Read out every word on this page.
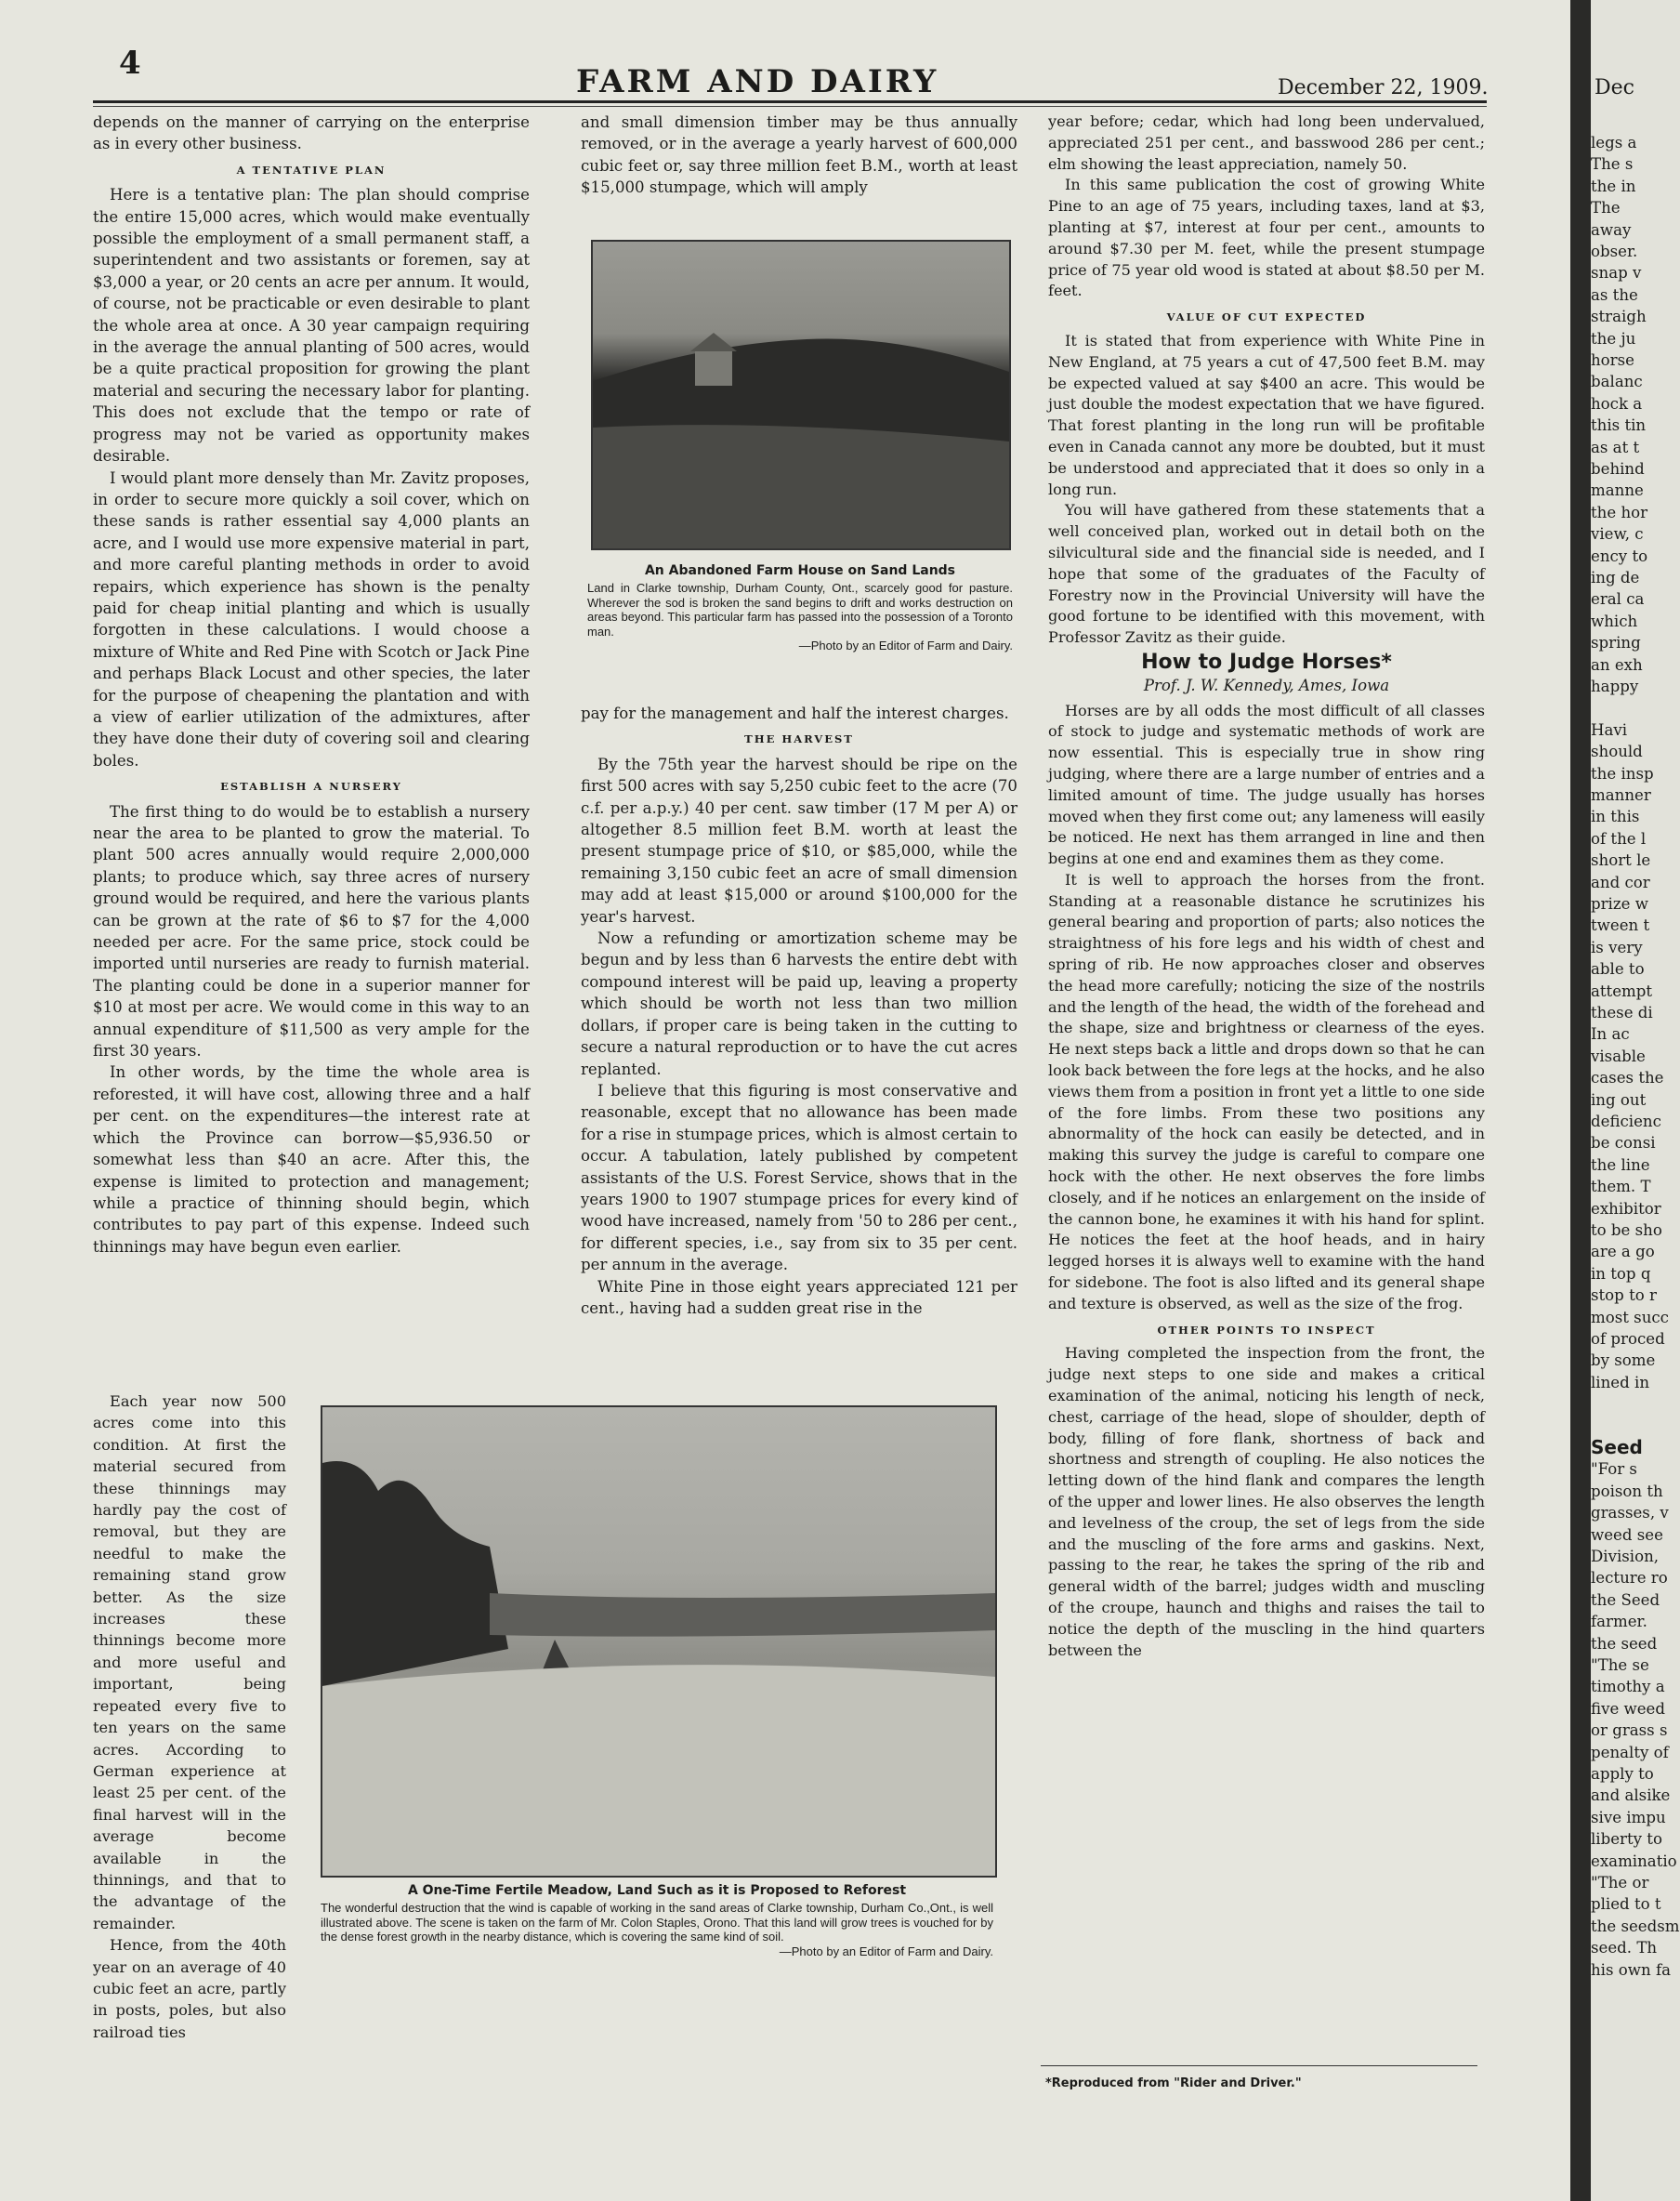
4	FARM AND DAIRY	December 22, 1909.

depends on the manner of carrying on the enterprise as in every other business.

A TENTATIVE PLAN

Here is a tentative plan: The plan should comprise the entire 15,000 acres, which would make eventually possible the employment of a small permanent staff, a superintendent and two assistants or foremen, say at $3,000 a year, or 20 cents an acre per annum. It would, of course, not be practicable or even desirable to plant the whole area at once. A 30 year campaign requiring in the average the annual planting of 500 acres, would be a quite practical proposition for growing the plant material and securing the necessary labor for planting. This does not exclude that the tempo or rate of progress may not be varied as opportunity makes desirable.

I would plant more densely than Mr. Zavitz proposes, in order to secure more quickly a soil cover, which on these sands is rather essential say 4,000 plants an acre, and I would use more expensive material in part, and more careful planting methods in order to avoid repairs, which experience has shown is the penalty paid for cheap initial planting and which is usually forgotten in these calculations. I would choose a mixture of White and Red Pine with Scotch or Jack Pine and perhaps Black Locust and other species, the later for the purpose of cheapening the plantation and with a view of earlier utilization of the admixtures, after they have done their duty of covering soil and clearing boles.

ESTABLISH A NURSERY

The first thing to do would be to establish a nursery near the area to be planted to grow the material. To plant 500 acres annually would require 2,000,000 plants; to produce which, say three acres of nursery ground would be required, and here the various plants can be grown at the rate of $6 to $7 for the 4,000 needed per acre. For the same price, stock could be imported until nurseries are ready to furnish material. The planting could be done in a superior manner for $10 at most per acre. We would come in this way to an annual expenditure of $11,500 as very ample for the first 30 years.

In other words, by the time the whole area is reforested, it will have cost, allowing three and a half per cent. on the expenditures—the interest rate at which the Province can borrow—$5,936.50 or somewhat less than $40 an acre. After this, the expense is limited to protection and management; while a practice of thinning should begin, which contributes to pay part of this expense. Indeed such thinnings may have begun even earlier.

Each year now 500 acres come into this condition. At first the material secured from these thinnings may hardly pay the cost of removal, but they are needful to make the remaining stand grow better. As the size increases these thinnings become more and more useful and important, being repeated every five to ten years on the same acres. According to German experience at least 25 per cent. of the final harvest will in the average become available in the thinnings, and that to the advantage of the remainder.

Hence, from the 40th year on an average of 40 cubic feet an acre, partly in posts, poles, but also railroad ties

and small dimension timber may be thus annually removed, or in the average a yearly harvest of 600,000 cubic feet or, say three million feet B.M., worth at least $15,000 stumpage, which will amply

An Abandoned Farm House on Sand Lands
Land in Clarke township, Durham County, Ont., scarcely good for pasture. Wherever the sod is broken the sand begins to drift and works destruction on areas beyond. This particular farm has passed into the possession of a Toronto man.
—Photo by an Editor of Farm and Dairy.

pay for the management and half the interest charges.

THE HARVEST

By the 75th year the harvest should be ripe on the first 500 acres with say 5,250 cubic feet to the acre (70 c.f. per a.p.y.) 40 per cent. saw timber (17 M per A) or altogether 8.5 million feet B.M. worth at least the present stumpage price of $10, or $85,000, while the remaining 3,150 cubic feet an acre of small dimension may add at least $15,000 or around $100,000 for the year's harvest.

Now a refunding or amortization scheme may be begun and by less than 6 harvests the entire debt with compound interest will be paid up, leaving a property which should be worth not less than two million dollars, if proper care is being taken in the cutting to secure a natural reproduction or to have the cut acres replanted.

I believe that this figuring is most conservative and reasonable, except that no allowance has been made for a rise in stumpage prices, which is almost certain to occur. A tabulation, lately published by competent assistants of the U.S. Forest Service, shows that in the years 1900 to 1907 stumpage prices for every kind of wood have increased, namely from '50 to 286 per cent., for different species, i.e., say from six to 35 per cent. per annum in the average.

White Pine in those eight years appreciated 121 per cent., having had a sudden great rise in the

A One-Time Fertile Meadow, Land Such as it is Proposed to Reforest
The wonderful destruction that the wind is capable of working in the sand areas of Clarke township, Durham Co.,Ont., is well illustrated above. The scene is taken on the farm of Mr. Colon Staples, Orono. That this land will grow trees is vouched for by the dense forest growth in the nearby distance, which is covering the same kind of soil.
—Photo by an Editor of Farm and Dairy.

year before; cedar, which had long been undervalued, appreciated 251 per cent., and basswood 286 per cent.; elm showing the least appreciation, namely 50.

In this same publication the cost of growing White Pine to an age of 75 years, including taxes, land at $3, planting at $7, interest at four per cent., amounts to around $7.30 per M. feet, while the present stumpage price of 75 year old wood is stated at about $8.50 per M. feet.

VALUE OF CUT EXPECTED

It is stated that from experience with White Pine in New England, at 75 years a cut of 47,500 feet B.M. may be expected valued at say $400 an acre. This would be just double the modest expectation that we have figured. That forest planting in the long run will be profitable even in Canada cannot any more be doubted, but it must be understood and appreciated that it does so only in a long run.

You will have gathered from these statements that a well conceived plan, worked out in detail both on the silvicultural side and the financial side is needed, and I hope that some of the graduates of the Faculty of Forestry now in the Provincial University will have the good fortune to be identified with this movement, with Professor Zavitz as their guide.

How to Judge Horses*
Prof. J. W. Kennedy, Ames, Iowa

Horses are by all odds the most difficult of all classes of stock to judge and systematic methods of work are now essential. This is especially true in show ring judging, where there are a large number of entries and a limited amount of time. The judge usually has horses moved when they first come out; any lameness will easily be noticed. He next has them arranged in line and then begins at one end and examines them as they come.

It is well to approach the horses from the front. Standing at a reasonable distance he scrutinizes his general bearing and proportion of parts; also notices the straightness of his fore legs and his width of chest and spring of rib. He now approaches closer and observes the head more carefully; noticing the size of the nostrils and the length of the head, the width of the forehead and the shape, size and brightness or clearness of the eyes. He next steps back a little and drops down so that he can look back between the fore legs at the hocks, and he also views them from a position in front yet a little to one side of the fore limbs. From these two positions any abnormality of the hock can easily be detected, and in making this survey the judge is careful to compare one hock with the other. He next observes the fore limbs closely, and if he notices an enlargement on the inside of the cannon bone, he examines it with his hand for splint. He notices the feet at the hoof heads, and in hairy legged horses it is always well to examine with the hand for sidebone. The foot is also lifted and its general shape and texture is observed, as well as the size of the frog.

OTHER POINTS TO INSPECT

Having completed the inspection from the front, the judge next steps to one side and makes a critical examination of the animal, noticing his length of neck, chest, carriage of the head, slope of shoulder, depth of body, filling of fore flank, shortness of back and shortness and strength of coupling. He also notices the letting down of the hind flank and compares the length of the upper and lower lines. He also observes the length and levelness of the croup, the set of legs from the side and the muscling of the fore arms and gaskins. Next, passing to the rear, he takes the spring of the rib and general width of the barrel; judges width and muscling of the croupe, haunch and thighs and raises the tail to notice the depth of the muscling in the hind quarters between the

*Reproduced from "Rider and Driver."
Dec
legs a
The s
the in
The
away
obser.
snap v
as the
straigh
the ju
horse
balanc
hock a
this tin
as at t
behind
manne
the hor
view, c
ency to
ing de
eral ca
which
spring
an exh
happy
Havi
should
the insp
manner
in this
of the l
short le
and cor
prize w
tween t
is very
able to
attempt
these di
In ac
visable
cases the
ing out
deficienc
be consi
the line
them. T
exhibitor
to be sho
are a go
in top q
stop to r
most succ
of proced
by some
lined in
Seed
"For s
poison th
grasses, v
weed see
Division,
lecture ro
the Seed
farmer.
the seed
"The se
timothy a
five weed
or grass s
penalty of
apply to
and alsike
sive impu
liberty to
examinatio
"The or
plied to t
the seedsm
seed. Th
his own fa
• • •
_Objective:_
Pictures are excluded; repeat every record exactly.

_Solution for this exercise:_
Read out every word on this page.
4	FARM AND DAIRY	December 22, 1909.

depends on the manner of carrying on the enterprise as in every other business.

A TENTATIVE PLAN

Here is a tentative plan: The plan should comprise the entire 15,000 acres, which would make eventually possible the employment of a small permanent staff, a superintendent and two assistants or foremen, say at $3,000 a year, or 20 cents an acre per annum. It would, of course, not be practicable or even desirable to plant the whole area at once. A 30 year campaign requiring in the average the annual planting of 500 acres, would be a quite practical proposition for growing the plant material and securing the necessary labor for planting. This does not exclude that the tempo or rate of progress may not be varied as opportunity makes desirable.

I would plant more densely than Mr. Zavitz proposes, in order to secure more quickly a soil cover, which on these sands is rather essential say 4,000 plants an acre, and I would use more expensive material in part, and more careful planting methods in order to avoid repairs, which experience has shown is the penalty paid for cheap initial planting and which is usually forgotten in these calculations. I would choose a mixture of White and Red Pine with Scotch or Jack Pine and perhaps Black Locust and other species, the later for the purpose of cheapening the plantation and with a view of earlier utilization of the admixtures, after they have done their duty of covering soil and clearing boles.

ESTABLISH A NURSERY

The first thing to do would be to establish a nursery near the area to be planted to grow the material. To plant 500 acres annually would require 2,000,000 plants; to produce which, say three acres of nursery ground would be required, and here the various plants can be grown at the rate of $6 to $7 for the 4,000 needed per acre. For the same price, stock could be imported until nurseries are ready to furnish material. The planting could be done in a superior manner for $10 at most per acre. We would come in this way to an annual expenditure of $11,500 as very ample for the first 30 years.

In other words, by the time the whole area is reforested, it will have cost, allowing three and a half per cent. on the expenditures—the interest rate at which the Province can borrow—$5,936.50 or somewhat less than $40 an acre. After this, the expense is limited to protection and management; while a practice of thinning should begin, which contributes to pay part of this expense. Indeed such thinnings may have begun even earlier.

Each year now 500 acres come into this condition. At first the material secured from these thinnings may hardly pay the cost of removal, but they are needful to make the remaining stand grow better. As the size increases these thinnings become more and more useful and important, being repeated every five to ten years on the same acres. According to German experience at least 25 per cent. of the final harvest will in the average become available in the thinnings, and that to the advantage of the remainder.

Hence, from the 40th year on an average of 40 cubic feet an acre, partly in posts, poles, but also railroad ties

and small dimension timber may be thus annually removed, or in the average a yearly harvest of 600,000 cubic feet or, say three million feet B.M., worth at least $15,000 stumpage, which will amply

An Abandoned Farm House on Sand Lands
Land in Clarke township, Durham County, Ont., scarcely good for pasture. Wherever the sod is broken the sand begins to drift and works destruction on areas beyond. This particular farm has passed into the possession of a Toronto man.
—Photo by an Editor of Farm and Dairy.

pay for the management and half the interest charges.

THE HARVEST

By the 75th year the harvest should be ripe on the first 500 acres with say 5,250 cubic feet to the acre (70 c.f. per a.p.y.) 40 per cent. saw timber (17 M per A) or altogether 8.5 million feet B.M. worth at least the present stumpage price of $10, or $85,000, while the remaining 3,150 cubic feet an acre of small dimension may add at least $15,000 or around $100,000 for the year's harvest.

Now a refunding or amortization scheme may be begun and by less than 6 harvests the entire debt with compound interest will be paid up, leaving a property which should be worth not less than two million dollars, if proper care is being taken in the cutting to secure a natural reproduction or to have the cut acres replanted.

I believe that this figuring is most conservative and reasonable, except that no allowance has been made for a rise in stumpage prices, which is almost certain to occur. A tabulation, lately published by competent assistants of the U.S. Forest Service, shows that in the years 1900 to 1907 stumpage prices for every kind of wood have increased, namely from '50 to 286 per cent., for different species, i.e., say from six to 35 per cent. per annum in the average.

White Pine in those eight years appreciated 121 per cent., having had a sudden great rise in the

A One-Time Fertile Meadow, Land Such as it is Proposed to Reforest
The wonderful destruction that the wind is capable of working in the sand areas of Clarke township, Durham Co.,Ont., is well illustrated above. The scene is taken on the farm of Mr. Colon Staples, Orono. That this land will grow trees is vouched for by the dense forest growth in the nearby distance, which is covering the same kind of soil.
—Photo by an Editor of Farm and Dairy.

year before; cedar, which had long been undervalued, appreciated 251 per cent., and basswood 286 per cent.; elm showing the least appreciation, namely 50.

In this same publication the cost of growing White Pine to an age of 75 years, including taxes, land at $3, planting at $7, interest at four per cent., amounts to around $7.30 per M. feet, while the present stumpage price of 75 year old wood is stated at about $8.50 per M. feet.

VALUE OF CUT EXPECTED

It is stated that from experience with White Pine in New England, at 75 years a cut of 47,500 feet B.M. may be expected valued at say $400 an acre. This would be just double the modest expectation that we have figured. That forest planting in the long run will be profitable even in Canada cannot any more be doubted, but it must be understood and appreciated that it does so only in a long run.

You will have gathered from these statements that a well conceived plan, worked out in detail both on the silvicultural side and the financial side is needed, and I hope that some of the graduates of the Faculty of Forestry now in the Provincial University will have the good fortune to be identified with this movement, with Professor Zavitz as their guide.

How to Judge Horses*
Prof. J. W. Kennedy, Ames, Iowa

Horses are by all odds the most difficult of all classes of stock to judge and systematic methods of work are now essential. This is especially true in show ring judging, where there are a large number of entries and a limited amount of time. The judge usually has horses moved when they first come out; any lameness will easily be noticed. He next has them arranged in line and then begins at one end and examines them as they come.

It is well to approach the horses from the front. Standing at a reasonable distance he scrutinizes his general bearing and proportion of parts; also notices the straightness of his fore legs and his width of chest and spring of rib. He now approaches closer and observes the head more carefully; noticing the size of the nostrils and the length of the head, the width of the forehead and the shape, size and brightness or clearness of the eyes. He next steps back a little and drops down so that he can look back between the fore legs at the hocks, and he also views them from a position in front yet a little to one side of the fore limbs. From these two positions any abnormality of the hock can easily be detected, and in making this survey the judge is careful to compare one hock with the other. He next observes the fore limbs closely, and if he notices an enlargement on the inside of the cannon bone, he examines it with his hand for splint. He notices the feet at the hoof heads, and in hairy legged horses it is always well to examine with the hand for sidebone. The foot is also lifted and its general shape and texture is observed, as well as the size of the frog.

OTHER POINTS TO INSPECT

Having completed the inspection from the front, the judge next steps to one side and makes a critical examination of the animal, noticing his length of neck, chest, carriage of the head, slope of shoulder, depth of body, filling of fore flank, shortness of back and shortness and strength of coupling. He also notices the letting down of the hind flank and compares the length of the upper and lower lines. He also observes the length and levelness of the croup, the set of legs from the side and the muscling of the fore arms and gaskins. Next, passing to the rear, he takes the spring of the rib and general width of the barrel; judges width and muscling of the croupe, haunch and thighs and raises the tail to notice the depth of the muscling in the hind quarters between the

*Reproduced from "Rider and Driver."
Dec
legs a
The s
the in
The
away
obser.
snap v
as the
straigh
the ju
horse
balanc
hock a
this tin
as at t
behind
manne
the hor
view, c
ency to
ing de
eral ca
which
spring
an exh
happy
Havi
should
the insp
manner
in this
of the l
short le
and cor
prize w
tween t
is very
able to
attempt
these di
In ac
visable
cases the
ing out
deficienc
be consi
the line
them. T
exhibitor
to be sho
are a go
in top q
stop to r
most succ
of proced
by some
lined in
Seed
"For s
poison th
grasses, v
weed see
Division,
lecture ro
the Seed
farmer.
the seed
"The se
timothy a
five weed
or grass s
penalty of
apply to
and alsike
sive impu
liberty to
examinatio
"The or
plied to t
the seedsm
seed. Th
his own fa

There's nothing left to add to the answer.